Start
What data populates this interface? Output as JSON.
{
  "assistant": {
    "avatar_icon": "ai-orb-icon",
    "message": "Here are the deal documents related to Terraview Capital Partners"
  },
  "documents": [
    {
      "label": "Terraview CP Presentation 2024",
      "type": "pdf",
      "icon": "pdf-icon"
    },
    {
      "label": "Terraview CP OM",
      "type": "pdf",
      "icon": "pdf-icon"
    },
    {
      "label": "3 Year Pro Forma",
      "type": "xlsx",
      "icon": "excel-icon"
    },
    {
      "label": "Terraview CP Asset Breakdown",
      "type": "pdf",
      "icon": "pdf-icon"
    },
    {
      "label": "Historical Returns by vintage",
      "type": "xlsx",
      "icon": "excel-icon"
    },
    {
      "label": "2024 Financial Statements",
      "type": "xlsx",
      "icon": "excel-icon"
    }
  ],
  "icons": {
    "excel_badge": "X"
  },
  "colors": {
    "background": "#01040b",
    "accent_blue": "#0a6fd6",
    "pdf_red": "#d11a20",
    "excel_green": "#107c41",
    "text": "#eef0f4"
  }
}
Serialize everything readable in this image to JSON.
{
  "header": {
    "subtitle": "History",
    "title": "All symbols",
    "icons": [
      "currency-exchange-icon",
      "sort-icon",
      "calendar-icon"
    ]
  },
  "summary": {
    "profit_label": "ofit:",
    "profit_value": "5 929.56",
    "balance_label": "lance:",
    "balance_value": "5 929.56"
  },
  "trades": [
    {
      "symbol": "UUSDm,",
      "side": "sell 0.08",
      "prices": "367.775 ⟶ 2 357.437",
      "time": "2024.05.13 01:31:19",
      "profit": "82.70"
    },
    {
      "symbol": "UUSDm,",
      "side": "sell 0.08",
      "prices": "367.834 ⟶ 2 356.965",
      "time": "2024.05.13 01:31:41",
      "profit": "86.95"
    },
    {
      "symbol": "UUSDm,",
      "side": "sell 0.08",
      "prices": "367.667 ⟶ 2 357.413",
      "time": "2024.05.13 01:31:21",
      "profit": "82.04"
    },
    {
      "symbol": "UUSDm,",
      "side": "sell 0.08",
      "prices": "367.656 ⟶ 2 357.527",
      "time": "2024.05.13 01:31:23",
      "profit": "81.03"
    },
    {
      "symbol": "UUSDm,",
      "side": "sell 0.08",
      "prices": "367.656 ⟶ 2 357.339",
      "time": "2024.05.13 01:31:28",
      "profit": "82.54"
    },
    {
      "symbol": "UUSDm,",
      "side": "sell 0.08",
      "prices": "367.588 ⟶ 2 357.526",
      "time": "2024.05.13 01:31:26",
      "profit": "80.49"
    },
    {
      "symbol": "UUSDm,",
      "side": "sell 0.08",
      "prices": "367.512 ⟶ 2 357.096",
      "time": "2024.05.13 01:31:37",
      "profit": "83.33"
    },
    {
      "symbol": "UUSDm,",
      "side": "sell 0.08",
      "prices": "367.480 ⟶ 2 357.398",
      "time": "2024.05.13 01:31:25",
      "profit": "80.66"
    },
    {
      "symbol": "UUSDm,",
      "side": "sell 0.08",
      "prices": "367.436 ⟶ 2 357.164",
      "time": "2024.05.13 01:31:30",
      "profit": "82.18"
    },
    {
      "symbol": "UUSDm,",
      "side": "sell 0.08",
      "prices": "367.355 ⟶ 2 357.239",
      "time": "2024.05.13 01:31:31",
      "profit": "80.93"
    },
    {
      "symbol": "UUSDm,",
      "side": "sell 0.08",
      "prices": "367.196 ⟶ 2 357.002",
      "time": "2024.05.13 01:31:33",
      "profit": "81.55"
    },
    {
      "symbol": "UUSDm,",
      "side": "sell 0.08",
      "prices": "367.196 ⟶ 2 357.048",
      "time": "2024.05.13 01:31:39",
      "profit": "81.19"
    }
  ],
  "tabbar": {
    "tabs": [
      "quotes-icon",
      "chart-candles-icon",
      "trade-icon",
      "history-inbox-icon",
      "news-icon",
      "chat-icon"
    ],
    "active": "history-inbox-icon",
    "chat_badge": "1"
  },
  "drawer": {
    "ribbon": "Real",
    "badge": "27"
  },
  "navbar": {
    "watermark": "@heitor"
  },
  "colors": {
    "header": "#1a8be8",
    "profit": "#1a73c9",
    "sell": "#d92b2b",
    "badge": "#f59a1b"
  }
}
End
◆ Written problem
Every line of the data above should be reproduced word for word.

◆ Finished task
What data populates this interface? Output as JSON.
{
  "assistant": {
    "avatar_icon": "ai-orb-icon",
    "message": "Here are the deal documents related to Terraview Capital Partners"
  },
  "documents": [
    {
      "label": "Terraview CP Presentation 2024",
      "type": "pdf",
      "icon": "pdf-icon"
    },
    {
      "label": "Terraview CP OM",
      "type": "pdf",
      "icon": "pdf-icon"
    },
    {
      "label": "3 Year Pro Forma",
      "type": "xlsx",
      "icon": "excel-icon"
    },
    {
      "label": "Terraview CP Asset Breakdown",
      "type": "pdf",
      "icon": "pdf-icon"
    },
    {
      "label": "Historical Returns by vintage",
      "type": "xlsx",
      "icon": "excel-icon"
    },
    {
      "label": "2024 Financial Statements",
      "type": "xlsx",
      "icon": "excel-icon"
    }
  ],
  "icons": {
    "excel_badge": "X"
  },
  "colors": {
    "background": "#01040b",
    "accent_blue": "#0a6fd6",
    "pdf_red": "#d11a20",
    "excel_green": "#107c41",
    "text": "#eef0f4"
  }
}
Serialize everything readable in this image to JSON.
{
  "header": {
    "subtitle": "History",
    "title": "All symbols",
    "icons": [
      "currency-exchange-icon",
      "sort-icon",
      "calendar-icon"
    ]
  },
  "summary": {
    "profit_label": "ofit:",
    "profit_value": "5 929.56",
    "balance_label": "lance:",
    "balance_value": "5 929.56"
  },
  "trades": [
    {
      "symbol": "UUSDm,",
      "side": "sell 0.08",
      "prices": "367.775 ⟶ 2 357.437",
      "time": "2024.05.13 01:31:19",
      "profit": "82.70"
    },
    {
      "symbol": "UUSDm,",
      "side": "sell 0.08",
      "prices": "367.834 ⟶ 2 356.965",
      "time": "2024.05.13 01:31:41",
      "profit": "86.95"
    },
    {
      "symbol": "UUSDm,",
      "side": "sell 0.08",
      "prices": "367.667 ⟶ 2 357.413",
      "time": "2024.05.13 01:31:21",
      "profit": "82.04"
    },
    {
      "symbol": "UUSDm,",
      "side": "sell 0.08",
      "prices": "367.656 ⟶ 2 357.527",
      "time": "2024.05.13 01:31:23",
      "profit": "81.03"
    },
    {
      "symbol": "UUSDm,",
      "side": "sell 0.08",
      "prices": "367.656 ⟶ 2 357.339",
      "time": "2024.05.13 01:31:28",
      "profit": "82.54"
    },
    {
      "symbol": "UUSDm,",
      "side": "sell 0.08",
      "prices": "367.588 ⟶ 2 357.526",
      "time": "2024.05.13 01:31:26",
      "profit": "80.49"
    },
    {
      "symbol": "UUSDm,",
      "side": "sell 0.08",
      "prices": "367.512 ⟶ 2 357.096",
      "time": "2024.05.13 01:31:37",
      "profit": "83.33"
    },
    {
      "symbol": "UUSDm,",
      "side": "sell 0.08",
      "prices": "367.480 ⟶ 2 357.398",
      "time": "2024.05.13 01:31:25",
      "profit": "80.66"
    },
    {
      "symbol": "UUSDm,",
      "side": "sell 0.08",
      "prices": "367.436 ⟶ 2 357.164",
      "time": "2024.05.13 01:31:30",
      "profit": "82.18"
    },
    {
      "symbol": "UUSDm,",
      "side": "sell 0.08",
      "prices": "367.355 ⟶ 2 357.239",
      "time": "2024.05.13 01:31:31",
      "profit": "80.93"
    },
    {
      "symbol": "UUSDm,",
      "side": "sell 0.08",
      "prices": "367.196 ⟶ 2 357.002",
      "time": "2024.05.13 01:31:33",
      "profit": "81.55"
    },
    {
      "symbol": "UUSDm,",
      "side": "sell 0.08",
      "prices": "367.196 ⟶ 2 357.048",
      "time": "2024.05.13 01:31:39",
      "profit": "81.19"
    }
  ],
  "tabbar": {
    "tabs": [
      "quotes-icon",
      "chart-candles-icon",
      "trade-icon",
      "history-inbox-icon",
      "news-icon",
      "chat-icon"
    ],
    "active": "history-inbox-icon",
    "chat_badge": "1"
  },
  "drawer": {
    "ribbon": "Real",
    "badge": "27"
  },
  "navbar": {
    "watermark": "@heitor"
  },
  "colors": {
    "header": "#1a8be8",
    "profit": "#1a73c9",
    "sell": "#d92b2b",
    "badge": "#f59a1b"
  }
}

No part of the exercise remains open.